• [Short exercise]:
How many of these lines hold the string "this"? Answer with the number only.
─── Given data
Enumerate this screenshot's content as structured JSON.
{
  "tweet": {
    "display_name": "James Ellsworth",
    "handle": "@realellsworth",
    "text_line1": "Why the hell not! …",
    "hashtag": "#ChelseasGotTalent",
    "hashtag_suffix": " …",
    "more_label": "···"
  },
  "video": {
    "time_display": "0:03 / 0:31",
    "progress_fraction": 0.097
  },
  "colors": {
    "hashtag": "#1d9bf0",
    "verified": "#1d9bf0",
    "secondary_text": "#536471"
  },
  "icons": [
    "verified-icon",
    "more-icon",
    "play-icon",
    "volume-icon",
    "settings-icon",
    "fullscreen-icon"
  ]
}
──────
─── Given data
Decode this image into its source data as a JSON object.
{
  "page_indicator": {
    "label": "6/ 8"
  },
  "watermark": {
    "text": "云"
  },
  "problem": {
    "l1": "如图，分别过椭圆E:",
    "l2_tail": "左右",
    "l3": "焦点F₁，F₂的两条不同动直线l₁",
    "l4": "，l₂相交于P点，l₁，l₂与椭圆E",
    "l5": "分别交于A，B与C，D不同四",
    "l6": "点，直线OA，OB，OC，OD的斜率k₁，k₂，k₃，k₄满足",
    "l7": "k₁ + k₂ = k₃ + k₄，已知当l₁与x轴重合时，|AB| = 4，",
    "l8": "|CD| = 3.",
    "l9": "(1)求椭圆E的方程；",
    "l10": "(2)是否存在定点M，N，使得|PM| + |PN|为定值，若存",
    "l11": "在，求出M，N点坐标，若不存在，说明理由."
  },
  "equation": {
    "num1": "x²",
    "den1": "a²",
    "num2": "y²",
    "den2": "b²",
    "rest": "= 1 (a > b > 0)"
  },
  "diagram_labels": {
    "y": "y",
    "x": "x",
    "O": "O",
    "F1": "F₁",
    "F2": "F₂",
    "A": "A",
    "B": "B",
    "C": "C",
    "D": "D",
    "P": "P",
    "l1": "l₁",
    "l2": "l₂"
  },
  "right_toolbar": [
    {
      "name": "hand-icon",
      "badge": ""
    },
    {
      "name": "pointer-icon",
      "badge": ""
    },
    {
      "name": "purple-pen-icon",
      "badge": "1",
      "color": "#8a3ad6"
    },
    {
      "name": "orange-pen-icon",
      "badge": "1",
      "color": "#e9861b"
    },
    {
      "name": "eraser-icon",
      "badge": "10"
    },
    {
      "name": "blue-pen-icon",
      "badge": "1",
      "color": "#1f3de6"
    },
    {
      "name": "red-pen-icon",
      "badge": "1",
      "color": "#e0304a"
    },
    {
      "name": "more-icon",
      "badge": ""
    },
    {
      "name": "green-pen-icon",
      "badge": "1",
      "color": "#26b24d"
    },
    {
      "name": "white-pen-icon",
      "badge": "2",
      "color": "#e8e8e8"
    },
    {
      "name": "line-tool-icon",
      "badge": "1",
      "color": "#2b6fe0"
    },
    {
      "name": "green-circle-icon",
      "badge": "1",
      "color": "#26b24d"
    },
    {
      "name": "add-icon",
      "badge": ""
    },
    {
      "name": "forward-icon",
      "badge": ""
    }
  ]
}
──────
• [Exercise solution]:
2